**What the task requires:** Extract every record, exactly as written, and ignore the pictures.

>>>>>

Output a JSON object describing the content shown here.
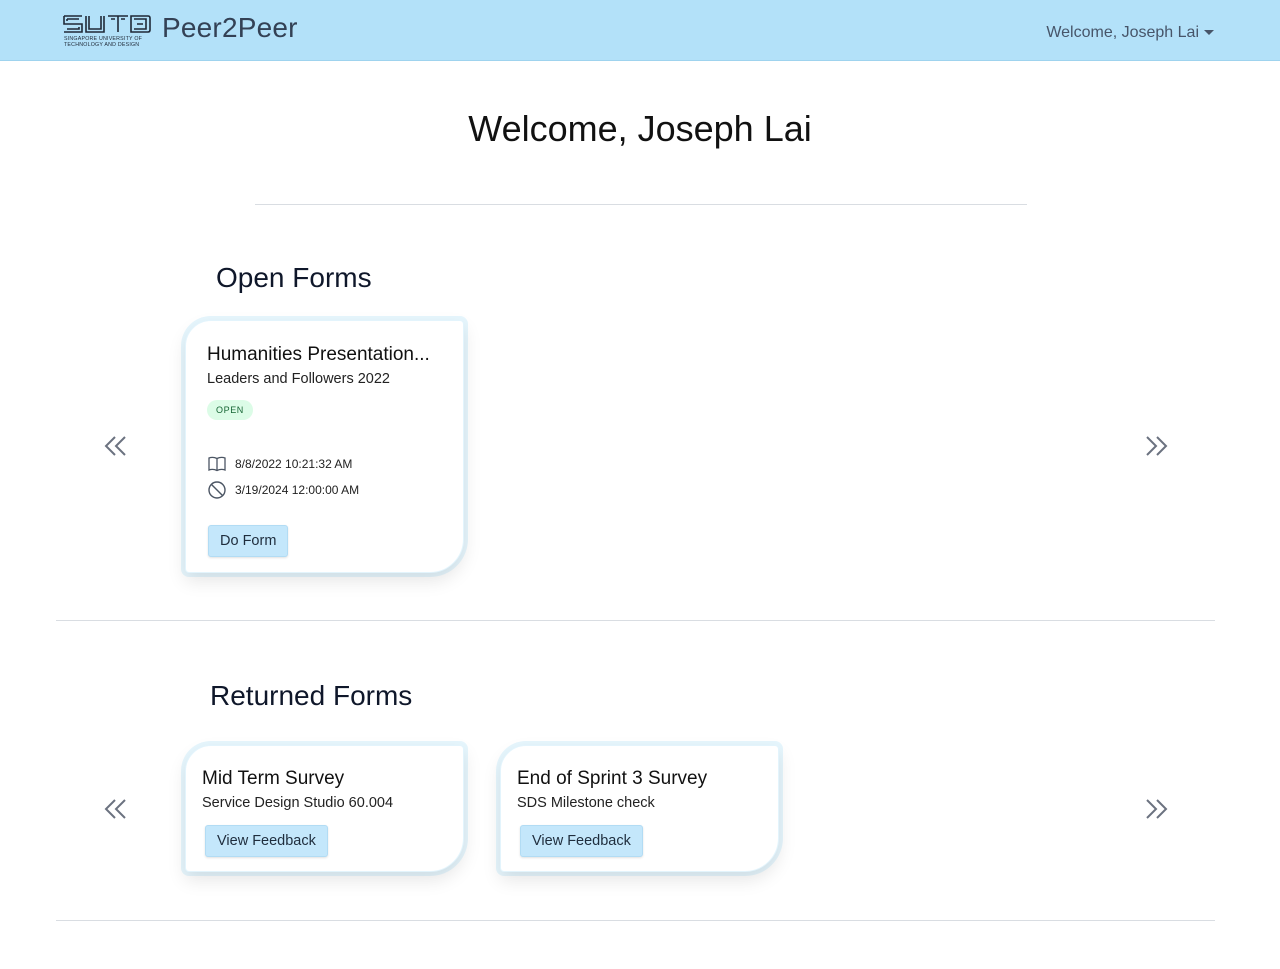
{
  "navbar": {
    "logo_subtext_line1": "SINGAPORE UNIVERSITY OF",
    "logo_subtext_line2": "TECHNOLOGY AND DESIGN",
    "brand": "Peer2Peer",
    "user_menu_label": "Welcome, Joseph Lai"
  },
  "page_title": "Welcome, Joseph Lai",
  "open_forms": {
    "heading": "Open Forms",
    "cards": [
      {
        "title": "Humanities Presentation...",
        "subtitle": "Leaders and Followers 2022",
        "status": "OPEN",
        "created": "8/8/2022 10:21:32 AM",
        "due": "3/19/2024 12:00:00 AM",
        "action_label": "Do Form"
      }
    ]
  },
  "returned_forms": {
    "heading": "Returned Forms",
    "cards": [
      {
        "title": "Mid Term Survey",
        "subtitle": "Service Design Studio 60.004",
        "action_label": "View Feedback"
      },
      {
        "title": "End of Sprint 3 Survey",
        "subtitle": "SDS Milestone check",
        "action_label": "View Feedback"
      }
    ]
  },
  "colors": {
    "navbar_bg": "#b3e1f9",
    "button_bg": "#c4e7fb",
    "badge_bg": "#dcfce7"
  }
}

<<<<<

**Task response:**
Output a JSON object describing the content shown here.
{
  "navbar": {
    "logo_subtext_line1": "SINGAPORE UNIVERSITY OF",
    "logo_subtext_line2": "TECHNOLOGY AND DESIGN",
    "brand": "Peer2Peer",
    "user_menu_label": "Welcome, Joseph Lai"
  },
  "page_title": "Welcome, Joseph Lai",
  "open_forms": {
    "heading": "Open Forms",
    "cards": [
      {
        "title": "Humanities Presentation...",
        "subtitle": "Leaders and Followers 2022",
        "status": "OPEN",
        "created": "8/8/2022 10:21:32 AM",
        "due": "3/19/2024 12:00:00 AM",
        "action_label": "Do Form"
      }
    ]
  },
  "returned_forms": {
    "heading": "Returned Forms",
    "cards": [
      {
        "title": "Mid Term Survey",
        "subtitle": "Service Design Studio 60.004",
        "action_label": "View Feedback"
      },
      {
        "title": "End of Sprint 3 Survey",
        "subtitle": "SDS Milestone check",
        "action_label": "View Feedback"
      }
    ]
  },
  "colors": {
    "navbar_bg": "#b3e1f9",
    "button_bg": "#c4e7fb",
    "badge_bg": "#dcfce7"
  }
}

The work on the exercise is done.